• Task to complete
Set out every line of the rows below as a numbered list, omitting any blank lines.

• Information provided
########
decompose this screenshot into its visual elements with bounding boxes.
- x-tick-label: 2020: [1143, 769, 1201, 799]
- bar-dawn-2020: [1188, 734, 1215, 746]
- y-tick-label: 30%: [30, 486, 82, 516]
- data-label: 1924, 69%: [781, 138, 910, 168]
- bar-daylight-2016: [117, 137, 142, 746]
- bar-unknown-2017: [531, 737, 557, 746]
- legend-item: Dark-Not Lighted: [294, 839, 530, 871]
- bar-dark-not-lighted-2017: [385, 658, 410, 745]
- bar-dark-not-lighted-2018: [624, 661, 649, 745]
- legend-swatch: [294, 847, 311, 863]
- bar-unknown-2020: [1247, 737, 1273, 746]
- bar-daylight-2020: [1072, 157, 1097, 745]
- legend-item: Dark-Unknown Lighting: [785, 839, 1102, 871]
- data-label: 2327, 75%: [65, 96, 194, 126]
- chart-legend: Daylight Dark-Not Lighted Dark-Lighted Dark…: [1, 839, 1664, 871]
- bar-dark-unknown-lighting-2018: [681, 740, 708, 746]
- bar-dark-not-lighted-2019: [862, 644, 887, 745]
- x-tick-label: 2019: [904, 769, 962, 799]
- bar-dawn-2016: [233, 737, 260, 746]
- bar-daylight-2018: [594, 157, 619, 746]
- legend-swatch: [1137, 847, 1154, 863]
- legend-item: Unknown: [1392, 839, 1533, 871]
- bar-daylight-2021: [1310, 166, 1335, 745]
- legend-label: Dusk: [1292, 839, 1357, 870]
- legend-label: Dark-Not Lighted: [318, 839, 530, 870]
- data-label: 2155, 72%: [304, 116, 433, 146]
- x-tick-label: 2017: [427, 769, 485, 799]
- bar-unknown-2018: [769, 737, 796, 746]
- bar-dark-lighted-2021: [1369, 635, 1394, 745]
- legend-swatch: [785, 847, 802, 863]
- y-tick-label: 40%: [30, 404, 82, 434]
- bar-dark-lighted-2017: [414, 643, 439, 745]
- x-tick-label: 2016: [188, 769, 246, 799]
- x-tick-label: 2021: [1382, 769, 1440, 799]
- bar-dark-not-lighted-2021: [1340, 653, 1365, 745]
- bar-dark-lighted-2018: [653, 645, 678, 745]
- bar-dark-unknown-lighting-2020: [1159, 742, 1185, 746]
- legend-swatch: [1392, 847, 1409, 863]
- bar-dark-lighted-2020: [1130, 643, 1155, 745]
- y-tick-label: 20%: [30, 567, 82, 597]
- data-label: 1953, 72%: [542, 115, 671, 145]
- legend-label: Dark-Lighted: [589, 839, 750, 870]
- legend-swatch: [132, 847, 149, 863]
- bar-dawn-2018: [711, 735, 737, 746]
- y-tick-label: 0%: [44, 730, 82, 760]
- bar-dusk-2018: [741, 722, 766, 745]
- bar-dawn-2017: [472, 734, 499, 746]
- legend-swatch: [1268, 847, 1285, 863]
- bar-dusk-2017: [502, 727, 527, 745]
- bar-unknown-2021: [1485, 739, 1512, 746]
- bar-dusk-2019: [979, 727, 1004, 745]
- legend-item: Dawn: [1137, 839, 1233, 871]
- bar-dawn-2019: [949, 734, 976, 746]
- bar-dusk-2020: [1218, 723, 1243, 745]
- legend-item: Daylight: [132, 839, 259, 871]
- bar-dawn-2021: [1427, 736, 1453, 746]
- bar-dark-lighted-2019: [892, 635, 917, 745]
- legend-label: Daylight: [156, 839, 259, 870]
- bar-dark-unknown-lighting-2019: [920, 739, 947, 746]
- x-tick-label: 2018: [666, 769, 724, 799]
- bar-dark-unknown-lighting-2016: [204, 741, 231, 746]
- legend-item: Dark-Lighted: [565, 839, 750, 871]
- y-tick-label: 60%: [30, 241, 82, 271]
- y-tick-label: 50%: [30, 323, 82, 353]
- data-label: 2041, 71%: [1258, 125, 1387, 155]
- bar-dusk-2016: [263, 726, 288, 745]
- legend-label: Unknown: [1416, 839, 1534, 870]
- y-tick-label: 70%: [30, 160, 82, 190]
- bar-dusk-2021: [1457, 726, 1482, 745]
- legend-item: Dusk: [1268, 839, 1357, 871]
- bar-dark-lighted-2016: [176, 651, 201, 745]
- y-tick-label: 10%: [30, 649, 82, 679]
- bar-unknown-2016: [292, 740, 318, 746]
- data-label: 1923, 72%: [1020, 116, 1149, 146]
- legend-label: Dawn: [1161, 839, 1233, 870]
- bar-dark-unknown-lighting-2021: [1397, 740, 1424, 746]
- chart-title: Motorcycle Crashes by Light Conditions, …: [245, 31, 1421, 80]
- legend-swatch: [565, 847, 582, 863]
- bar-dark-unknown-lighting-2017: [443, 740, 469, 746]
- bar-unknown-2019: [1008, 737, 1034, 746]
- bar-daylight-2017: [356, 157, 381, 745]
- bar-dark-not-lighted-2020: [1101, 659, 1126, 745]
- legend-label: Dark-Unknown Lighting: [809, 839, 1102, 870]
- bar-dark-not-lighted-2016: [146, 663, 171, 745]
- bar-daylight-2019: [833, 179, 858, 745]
########
• Task solution
1. decompose this screenshot into its visual elements with bounding boxes.
2. - x-tick-label: 2020: [1143, 769, 1201, 799]
3. - bar-dawn-2020: [1188, 734, 1215, 746]
4. - y-tick-label: 30%: [30, 486, 82, 516]
5. - data-label: 1924, 69%: [781, 138, 910, 168]
6. - bar-daylight-2016: [117, 137, 142, 746]
7. - bar-unknown-2017: [531, 737, 557, 746]
8. - legend-item: Dark-Not Lighted: [294, 839, 530, 871]
9. - bar-dark-not-lighted-2017: [385, 658, 410, 745]
10. - bar-dark-not-lighted-2018: [624, 661, 649, 745]
11. - legend-swatch: [294, 847, 311, 863]
12. - bar-unknown-2020: [1247, 737, 1273, 746]
13. - bar-daylight-2020: [1072, 157, 1097, 745]
14. - legend-item: Dark-Unknown Lighting: [785, 839, 1102, 871]
15. - data-label: 2327, 75%: [65, 96, 194, 126]
16. - chart-legend: Daylight Dark-Not Lighted Dark-Lighted Dark…: [1, 839, 1664, 871]
17. - bar-dark-unknown-lighting-2018: [681, 740, 708, 746]
18. - bar-dark-not-lighted-2019: [862, 644, 887, 745]
19. - x-tick-label: 2019: [904, 769, 962, 799]
20. - bar-dawn-2016: [233, 737, 260, 746]
21. - bar-daylight-2018: [594, 157, 619, 746]
22. - legend-swatch: [1137, 847, 1154, 863]
23. - legend-item: Unknown: [1392, 839, 1533, 871]
24. - bar-daylight-2021: [1310, 166, 1335, 745]
25. - legend-label: Dusk: [1292, 839, 1357, 870]
26. - legend-label: Dark-Not Lighted: [318, 839, 530, 870]
27. - data-label: 2155, 72%: [304, 116, 433, 146]
28. - x-tick-label: 2017: [427, 769, 485, 799]
29. - bar-unknown-2018: [769, 737, 796, 746]
30. - bar-dark-lighted-2021: [1369, 635, 1394, 745]
31. - legend-swatch: [785, 847, 802, 863]
32. - y-tick-label: 40%: [30, 404, 82, 434]
33. - bar-dark-lighted-2017: [414, 643, 439, 745]
34. - x-tick-label: 2016: [188, 769, 246, 799]
35. - x-tick-label: 2021: [1382, 769, 1440, 799]
36. - bar-dark-not-lighted-2021: [1340, 653, 1365, 745]
37. - bar-dark-lighted-2018: [653, 645, 678, 745]
38. - bar-dark-unknown-lighting-2020: [1159, 742, 1185, 746]
39. - legend-swatch: [1392, 847, 1409, 863]
40. - bar-dark-lighted-2020: [1130, 643, 1155, 745]
41. - y-tick-label: 20%: [30, 567, 82, 597]
42. - data-label: 1953, 72%: [542, 115, 671, 145]
43. - legend-label: Dark-Lighted: [589, 839, 750, 870]
44. - legend-swatch: [132, 847, 149, 863]
45. - bar-dawn-2018: [711, 735, 737, 746]
46. - y-tick-label: 0%: [44, 730, 82, 760]
47. - bar-dusk-2018: [741, 722, 766, 745]
48. - bar-dawn-2017: [472, 734, 499, 746]
49. - legend-swatch: [1268, 847, 1285, 863]
50. - bar-dusk-2017: [502, 727, 527, 745]
51. - bar-unknown-2021: [1485, 739, 1512, 746]
52. - bar-dusk-2019: [979, 727, 1004, 745]
53. - legend-item: Dawn: [1137, 839, 1233, 871]
54. - bar-dawn-2019: [949, 734, 976, 746]
55. - bar-dusk-2020: [1218, 723, 1243, 745]
56. - legend-item: Daylight: [132, 839, 259, 871]
57. - bar-dawn-2021: [1427, 736, 1453, 746]
58. - bar-dark-lighted-2019: [892, 635, 917, 745]
59. - legend-label: Daylight: [156, 839, 259, 870]
60. - bar-dark-unknown-lighting-2019: [920, 739, 947, 746]
61. - x-tick-label: 2018: [666, 769, 724, 799]
62. - bar-dark-unknown-lighting-2016: [204, 741, 231, 746]
63. - legend-item: Dark-Lighted: [565, 839, 750, 871]
64. - y-tick-label: 60%: [30, 241, 82, 271]
65. - y-tick-label: 50%: [30, 323, 82, 353]
66. - data-label: 2041, 71%: [1258, 125, 1387, 155]
67. - bar-dusk-2016: [263, 726, 288, 745]
68. - legend-label: Unknown: [1416, 839, 1534, 870]
69. - y-tick-label: 70%: [30, 160, 82, 190]
70. - bar-dusk-2021: [1457, 726, 1482, 745]
71. - legend-item: Dusk: [1268, 839, 1357, 871]
72. - bar-dark-lighted-2016: [176, 651, 201, 745]
73. - y-tick-label: 10%: [30, 649, 82, 679]
74. - bar-unknown-2016: [292, 740, 318, 746]
75. - data-label: 1923, 72%: [1020, 116, 1149, 146]
76. - legend-label: Dawn: [1161, 839, 1233, 870]
77. - bar-dark-unknown-lighting-2021: [1397, 740, 1424, 746]
78. - chart-title: Motorcycle Crashes by Light Conditions, …: [245, 31, 1421, 80]
79. - legend-swatch: [565, 847, 582, 863]
80. - bar-dark-unknown-lighting-2017: [443, 740, 469, 746]
81. - bar-unknown-2019: [1008, 737, 1034, 746]
82. - bar-daylight-2017: [356, 157, 381, 745]
83. - bar-dark-not-lighted-2020: [1101, 659, 1126, 745]
84. - legend-label: Dark-Unknown Lighting: [809, 839, 1102, 870]
85. - bar-dark-not-lighted-2016: [146, 663, 171, 745]
86. - bar-daylight-2019: [833, 179, 858, 745]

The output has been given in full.